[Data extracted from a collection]
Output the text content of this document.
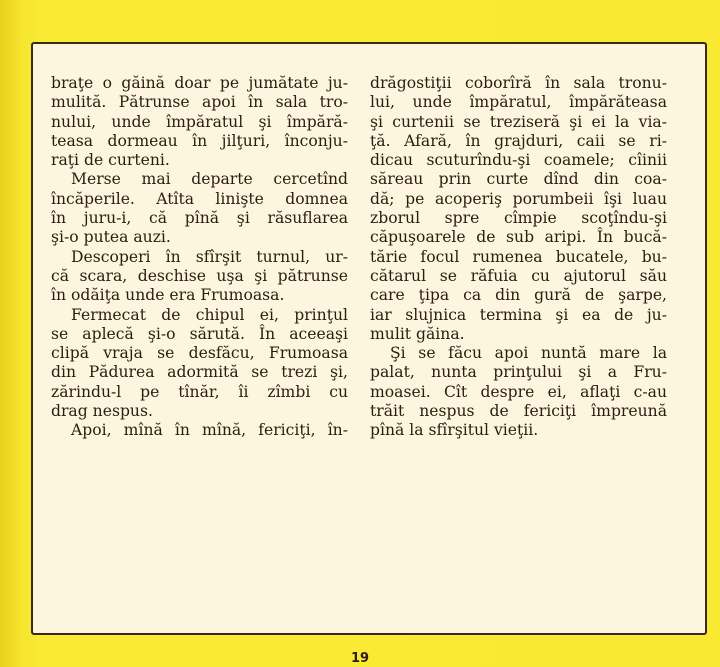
braţe o găină doar pe jumătate ju-
mulită. Pătrunse apoi în sala tro-
nului, unde împăratul şi împără-
teasa dormeau în jilţuri, înconju-
raţi de curteni.
Merse mai departe cercetînd
încăperile. Atîta linişte domnea
în juru-i, că pînă şi răsuflarea
şi-o putea auzi.
Descoperi în sfîrşit turnul, ur-
că scara, deschise uşa şi pătrunse
în odăiţa unde era Frumoasa.
Fermecat de chipul ei, prinţul
se aplecă şi-o sărută. În aceeaşi
clipă vraja se desfăcu, Frumoasa
din Pădurea adormită se trezi şi,
zărindu-l pe tînăr, îi zîmbi cu
drag nespus.
Apoi, mînă în mînă, fericiţi, în-
drăgostiţii coborîră în sala tronu-
lui, unde împăratul, împărăteasa
şi curtenii se treziseră şi ei la via-
ţă. Afară, în grajduri, caii se ri-
dicau scuturîndu-şi coamele; cîinii
săreau prin curte dînd din coa-
dă; pe acoperiş porumbeii îşi luau
zborul spre cîmpie scoţîndu-şi
căpuşoarele de sub aripi. În bucă-
tărie focul rumenea bucatele, bu-
cătarul se răfuia cu ajutorul său
care ţipa ca din gură de şarpe,
iar slujnica termina şi ea de ju-
mulit găina.
Şi se făcu apoi nuntă mare la
palat, nunta prinţului şi a Fru-
moasei. Cît despre ei, aflaţi c-au
trăit nespus de fericiţi împreună
pînă la sfîrşitul vieţii.
19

REQUIREMENT. Omit the pictures and give the material again, exactly and in full.

WRITTEN RESPONSE.
Output the text content of this document.
braţe o găină doar pe jumătate ju-
mulită. Pătrunse apoi în sala tro-
nului, unde împăratul şi împără-
teasa dormeau în jilţuri, înconju-
raţi de curteni.
Merse mai departe cercetînd
încăperile. Atîta linişte domnea
în juru-i, că pînă şi răsuflarea
şi-o putea auzi.
Descoperi în sfîrşit turnul, ur-
că scara, deschise uşa şi pătrunse
în odăiţa unde era Frumoasa.
Fermecat de chipul ei, prinţul
se aplecă şi-o sărută. În aceeaşi
clipă vraja se desfăcu, Frumoasa
din Pădurea adormită se trezi şi,
zărindu-l pe tînăr, îi zîmbi cu
drag nespus.
Apoi, mînă în mînă, fericiţi, în-
drăgostiţii coborîră în sala tronu-
lui, unde împăratul, împărăteasa
şi curtenii se treziseră şi ei la via-
ţă. Afară, în grajduri, caii se ri-
dicau scuturîndu-şi coamele; cîinii
săreau prin curte dînd din coa-
dă; pe acoperiş porumbeii îşi luau
zborul spre cîmpie scoţîndu-şi
căpuşoarele de sub aripi. În bucă-
tărie focul rumenea bucatele, bu-
cătarul se răfuia cu ajutorul său
care ţipa ca din gură de şarpe,
iar slujnica termina şi ea de ju-
mulit găina.
Şi se făcu apoi nuntă mare la
palat, nunta prinţului şi a Fru-
moasei. Cît despre ei, aflaţi c-au
trăit nespus de fericiţi împreună
pînă la sfîrşitul vieţii.
19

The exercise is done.